→ **PROBLEM DESCRIPTION**
Search the data below for the string "Median". Extract every line that contains it.

Dataset entries on figures:
+++
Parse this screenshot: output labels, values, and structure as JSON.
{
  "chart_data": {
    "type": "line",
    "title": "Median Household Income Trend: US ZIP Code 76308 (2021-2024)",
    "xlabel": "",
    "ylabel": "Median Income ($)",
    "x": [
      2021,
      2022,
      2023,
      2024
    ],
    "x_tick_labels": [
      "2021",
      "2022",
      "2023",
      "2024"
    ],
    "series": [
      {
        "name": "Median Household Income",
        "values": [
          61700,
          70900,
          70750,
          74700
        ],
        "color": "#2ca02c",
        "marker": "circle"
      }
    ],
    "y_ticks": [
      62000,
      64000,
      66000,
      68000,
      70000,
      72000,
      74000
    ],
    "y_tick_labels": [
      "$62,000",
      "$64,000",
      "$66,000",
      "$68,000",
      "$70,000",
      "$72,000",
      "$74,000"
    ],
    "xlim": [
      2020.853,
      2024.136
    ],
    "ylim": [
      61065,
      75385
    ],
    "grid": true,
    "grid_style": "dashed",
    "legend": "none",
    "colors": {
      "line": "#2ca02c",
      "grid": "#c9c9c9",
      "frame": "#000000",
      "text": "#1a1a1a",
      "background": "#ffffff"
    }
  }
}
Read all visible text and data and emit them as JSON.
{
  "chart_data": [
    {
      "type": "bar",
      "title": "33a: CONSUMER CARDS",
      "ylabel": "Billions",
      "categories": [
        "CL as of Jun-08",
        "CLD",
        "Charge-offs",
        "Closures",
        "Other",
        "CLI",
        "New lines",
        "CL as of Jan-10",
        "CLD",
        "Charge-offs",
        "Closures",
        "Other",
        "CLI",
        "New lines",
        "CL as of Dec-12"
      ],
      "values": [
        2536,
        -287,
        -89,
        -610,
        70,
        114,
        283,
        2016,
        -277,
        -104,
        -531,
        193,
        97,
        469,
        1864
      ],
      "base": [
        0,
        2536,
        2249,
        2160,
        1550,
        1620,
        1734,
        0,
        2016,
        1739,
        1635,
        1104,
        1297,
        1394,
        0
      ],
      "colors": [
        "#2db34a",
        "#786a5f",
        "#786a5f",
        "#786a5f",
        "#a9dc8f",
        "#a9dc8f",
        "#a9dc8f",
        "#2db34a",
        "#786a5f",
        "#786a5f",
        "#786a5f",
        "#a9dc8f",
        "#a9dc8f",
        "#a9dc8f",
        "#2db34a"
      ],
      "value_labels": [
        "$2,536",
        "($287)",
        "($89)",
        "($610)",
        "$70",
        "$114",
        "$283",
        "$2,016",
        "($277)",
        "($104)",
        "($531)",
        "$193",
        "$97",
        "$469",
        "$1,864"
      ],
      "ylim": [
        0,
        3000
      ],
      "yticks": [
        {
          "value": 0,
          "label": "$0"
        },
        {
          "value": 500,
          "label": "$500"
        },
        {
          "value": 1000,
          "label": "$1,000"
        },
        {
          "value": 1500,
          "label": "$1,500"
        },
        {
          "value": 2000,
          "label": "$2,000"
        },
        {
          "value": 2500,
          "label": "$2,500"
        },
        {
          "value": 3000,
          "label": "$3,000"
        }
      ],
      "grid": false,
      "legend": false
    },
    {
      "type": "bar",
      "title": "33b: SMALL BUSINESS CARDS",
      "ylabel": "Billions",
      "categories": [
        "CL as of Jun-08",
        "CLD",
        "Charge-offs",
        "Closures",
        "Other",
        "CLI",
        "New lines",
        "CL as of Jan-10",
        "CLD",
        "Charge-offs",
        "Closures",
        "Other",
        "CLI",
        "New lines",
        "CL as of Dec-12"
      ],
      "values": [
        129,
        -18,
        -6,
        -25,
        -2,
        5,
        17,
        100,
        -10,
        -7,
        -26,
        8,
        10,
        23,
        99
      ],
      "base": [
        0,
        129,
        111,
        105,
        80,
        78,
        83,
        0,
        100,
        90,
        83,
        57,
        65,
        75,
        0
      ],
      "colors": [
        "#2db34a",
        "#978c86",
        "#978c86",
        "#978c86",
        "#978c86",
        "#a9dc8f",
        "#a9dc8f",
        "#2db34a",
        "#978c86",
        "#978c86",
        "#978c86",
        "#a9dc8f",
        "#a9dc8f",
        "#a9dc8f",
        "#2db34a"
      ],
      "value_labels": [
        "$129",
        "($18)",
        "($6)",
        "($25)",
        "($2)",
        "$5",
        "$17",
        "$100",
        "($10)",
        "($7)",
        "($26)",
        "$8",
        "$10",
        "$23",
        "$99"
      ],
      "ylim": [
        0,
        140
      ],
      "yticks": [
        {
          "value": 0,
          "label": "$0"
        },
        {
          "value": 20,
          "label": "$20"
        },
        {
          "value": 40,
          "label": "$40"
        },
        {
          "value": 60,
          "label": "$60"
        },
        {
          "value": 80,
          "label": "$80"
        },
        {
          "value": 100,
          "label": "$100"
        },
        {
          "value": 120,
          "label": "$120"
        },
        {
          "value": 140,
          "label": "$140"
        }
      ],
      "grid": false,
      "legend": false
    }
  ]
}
+++
→ **THE OUTPUT**
    "title": "Median Household Income Trend: US ZIP Code 76308 (2021-2024)",
    "ylabel": "Median Income ($)",
        "name": "Median Household Income",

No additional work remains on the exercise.